**Input rows:**

========

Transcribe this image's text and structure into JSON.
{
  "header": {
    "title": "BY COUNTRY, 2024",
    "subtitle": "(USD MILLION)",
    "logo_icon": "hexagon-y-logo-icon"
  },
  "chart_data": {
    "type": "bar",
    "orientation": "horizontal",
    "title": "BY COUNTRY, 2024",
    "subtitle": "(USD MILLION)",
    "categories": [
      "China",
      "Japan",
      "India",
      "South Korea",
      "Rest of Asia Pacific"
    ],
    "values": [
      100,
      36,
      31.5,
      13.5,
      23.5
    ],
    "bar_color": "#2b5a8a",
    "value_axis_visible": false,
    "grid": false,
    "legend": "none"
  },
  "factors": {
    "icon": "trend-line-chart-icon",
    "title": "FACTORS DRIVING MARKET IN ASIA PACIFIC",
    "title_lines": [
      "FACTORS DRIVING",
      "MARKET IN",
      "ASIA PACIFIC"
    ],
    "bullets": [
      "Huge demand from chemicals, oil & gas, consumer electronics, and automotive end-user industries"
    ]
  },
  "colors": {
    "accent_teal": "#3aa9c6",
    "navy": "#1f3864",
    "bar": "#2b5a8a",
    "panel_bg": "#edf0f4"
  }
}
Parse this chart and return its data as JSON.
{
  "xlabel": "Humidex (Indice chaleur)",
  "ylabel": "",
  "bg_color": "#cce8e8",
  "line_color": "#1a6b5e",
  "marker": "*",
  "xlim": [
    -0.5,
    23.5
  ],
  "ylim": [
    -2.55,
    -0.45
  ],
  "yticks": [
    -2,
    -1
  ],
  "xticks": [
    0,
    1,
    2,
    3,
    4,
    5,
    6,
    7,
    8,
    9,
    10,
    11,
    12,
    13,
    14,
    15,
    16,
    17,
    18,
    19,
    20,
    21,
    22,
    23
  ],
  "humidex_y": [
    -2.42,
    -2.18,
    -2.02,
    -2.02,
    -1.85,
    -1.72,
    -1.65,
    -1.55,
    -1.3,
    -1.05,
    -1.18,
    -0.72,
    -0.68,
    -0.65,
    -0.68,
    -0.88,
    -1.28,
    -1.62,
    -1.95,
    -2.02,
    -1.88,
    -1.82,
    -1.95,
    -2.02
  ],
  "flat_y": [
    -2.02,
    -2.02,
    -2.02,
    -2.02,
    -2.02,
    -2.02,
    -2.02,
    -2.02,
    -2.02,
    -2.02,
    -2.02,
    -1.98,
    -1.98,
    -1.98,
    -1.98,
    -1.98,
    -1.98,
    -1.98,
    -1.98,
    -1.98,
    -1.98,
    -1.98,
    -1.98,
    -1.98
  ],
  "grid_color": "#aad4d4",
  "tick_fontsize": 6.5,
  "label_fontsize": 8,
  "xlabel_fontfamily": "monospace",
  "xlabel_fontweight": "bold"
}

========

**Task description:** Exactly reproduce every record.

**Exercise output:**
Transcribe this image's text and structure into JSON.
{
  "header": {
    "title": "BY COUNTRY, 2024",
    "subtitle": "(USD MILLION)",
    "logo_icon": "hexagon-y-logo-icon"
  },
  "chart_data": {
    "type": "bar",
    "orientation": "horizontal",
    "title": "BY COUNTRY, 2024",
    "subtitle": "(USD MILLION)",
    "categories": [
      "China",
      "Japan",
      "India",
      "South Korea",
      "Rest of Asia Pacific"
    ],
    "values": [
      100,
      36,
      31.5,
      13.5,
      23.5
    ],
    "bar_color": "#2b5a8a",
    "value_axis_visible": false,
    "grid": false,
    "legend": "none"
  },
  "factors": {
    "icon": "trend-line-chart-icon",
    "title": "FACTORS DRIVING MARKET IN ASIA PACIFIC",
    "title_lines": [
      "FACTORS DRIVING",
      "MARKET IN",
      "ASIA PACIFIC"
    ],
    "bullets": [
      "Huge demand from chemicals, oil & gas, consumer electronics, and automotive end-user industries"
    ]
  },
  "colors": {
    "accent_teal": "#3aa9c6",
    "navy": "#1f3864",
    "bar": "#2b5a8a",
    "panel_bg": "#edf0f4"
  }
}
Parse this chart and return its data as JSON.
{
  "xlabel": "Humidex (Indice chaleur)",
  "ylabel": "",
  "bg_color": "#cce8e8",
  "line_color": "#1a6b5e",
  "marker": "*",
  "xlim": [
    -0.5,
    23.5
  ],
  "ylim": [
    -2.55,
    -0.45
  ],
  "yticks": [
    -2,
    -1
  ],
  "xticks": [
    0,
    1,
    2,
    3,
    4,
    5,
    6,
    7,
    8,
    9,
    10,
    11,
    12,
    13,
    14,
    15,
    16,
    17,
    18,
    19,
    20,
    21,
    22,
    23
  ],
  "humidex_y": [
    -2.42,
    -2.18,
    -2.02,
    -2.02,
    -1.85,
    -1.72,
    -1.65,
    -1.55,
    -1.3,
    -1.05,
    -1.18,
    -0.72,
    -0.68,
    -0.65,
    -0.68,
    -0.88,
    -1.28,
    -1.62,
    -1.95,
    -2.02,
    -1.88,
    -1.82,
    -1.95,
    -2.02
  ],
  "flat_y": [
    -2.02,
    -2.02,
    -2.02,
    -2.02,
    -2.02,
    -2.02,
    -2.02,
    -2.02,
    -2.02,
    -2.02,
    -2.02,
    -1.98,
    -1.98,
    -1.98,
    -1.98,
    -1.98,
    -1.98,
    -1.98,
    -1.98,
    -1.98,
    -1.98,
    -1.98,
    -1.98,
    -1.98
  ],
  "grid_color": "#aad4d4",
  "tick_fontsize": 6.5,
  "label_fontsize": 8,
  "xlabel_fontfamily": "monospace",
  "xlabel_fontweight": "bold"
}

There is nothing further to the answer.